-------- Entries supplied
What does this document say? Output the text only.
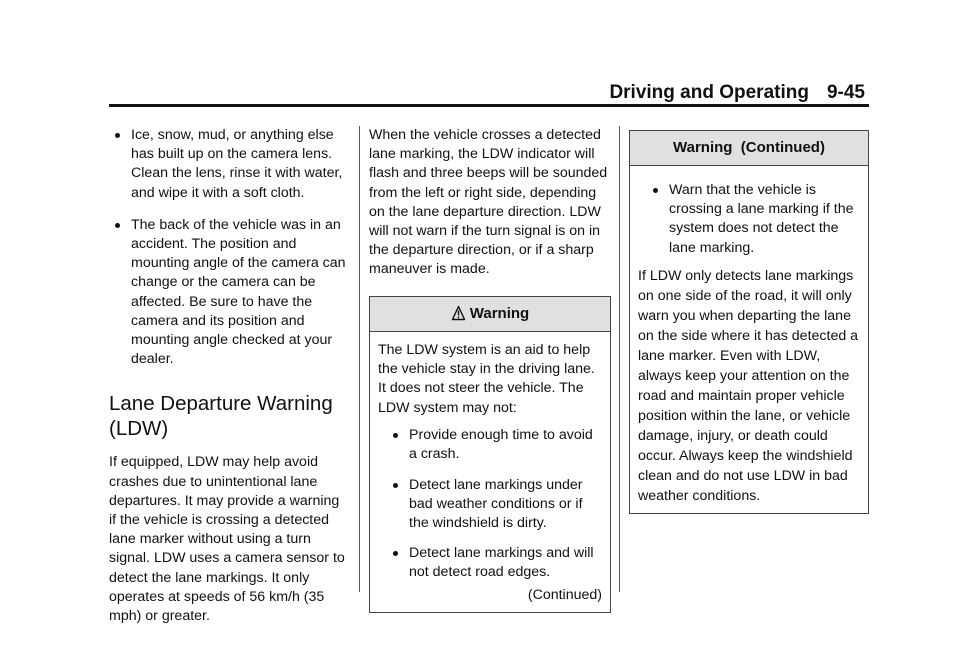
Driving and Operating 9-45
Ice, snow, mud, or anything else has built up on the camera lens. Clean the lens, rinse it with water, and wipe it with a soft cloth.
The back of the vehicle was in an accident. The position and mounting angle of the camera can change or the camera can be affected. Be sure to have the camera and its position and mounting angle checked at your dealer.
Lane Departure Warning (LDW)

If equipped, LDW may help avoid crashes due to unintentional lane departures. It may provide a warning if the vehicle is crossing a detected lane marker without using a turn signal. LDW uses a camera sensor to detect the lane markings. It only operates at speeds of 56 km/h (35 mph) or greater.

When the vehicle crosses a detected lane marking, the LDW indicator will flash and three beeps will be sounded from the left or right side, depending on the lane departure direction. LDW will not warn if the turn signal is on in the departure direction, or if a sharp maneuver is made.

Warning

The LDW system is an aid to help the vehicle stay in the driving lane. It does not steer the vehicle. The LDW system may not:

Provide enough time to avoid a crash.
Detect lane markings under bad weather conditions or if the windshield is dirty.
Detect lane markings and will not detect road edges.
(Continued)
Warning  (Continued)
Warn that the vehicle is crossing a lane marking if the system does not detect the lane marking.

If LDW only detects lane markings on one side of the road, it will only warn you when departing the lane on the side where it has detected a lane marker. Even with LDW, always keep your attention on the road and maintain proper vehicle position within the lane, or vehicle damage, injury, or death could occur. Always keep the windshield clean and do not use LDW in bad weather conditions.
----------------
**Your task:**
Leave the pictures out and copy the rest of the data exactly.

**Complete output:**
What does this document say? Output the text only.
Driving and Operating 9-45
Ice, snow, mud, or anything else has built up on the camera lens. Clean the lens, rinse it with water, and wipe it with a soft cloth.
The back of the vehicle was in an accident. The position and mounting angle of the camera can change or the camera can be affected. Be sure to have the camera and its position and mounting angle checked at your dealer.
Lane Departure Warning (LDW)

If equipped, LDW may help avoid crashes due to unintentional lane departures. It may provide a warning if the vehicle is crossing a detected lane marker without using a turn signal. LDW uses a camera sensor to detect the lane markings. It only operates at speeds of 56 km/h (35 mph) or greater.

When the vehicle crosses a detected lane marking, the LDW indicator will flash and three beeps will be sounded from the left or right side, depending on the lane departure direction. LDW will not warn if the turn signal is on in the departure direction, or if a sharp maneuver is made.

Warning

The LDW system is an aid to help the vehicle stay in the driving lane. It does not steer the vehicle. The LDW system may not:

Provide enough time to avoid a crash.
Detect lane markings under bad weather conditions or if the windshield is dirty.
Detect lane markings and will not detect road edges.
(Continued)
Warning  (Continued)
Warn that the vehicle is crossing a lane marking if the system does not detect the lane marking.

If LDW only detects lane markings on one side of the road, it will only warn you when departing the lane on the side where it has detected a lane marker. Even with LDW, always keep your attention on the road and maintain proper vehicle position within the lane, or vehicle damage, injury, or death could occur. Always keep the windshield clean and do not use LDW in bad weather conditions.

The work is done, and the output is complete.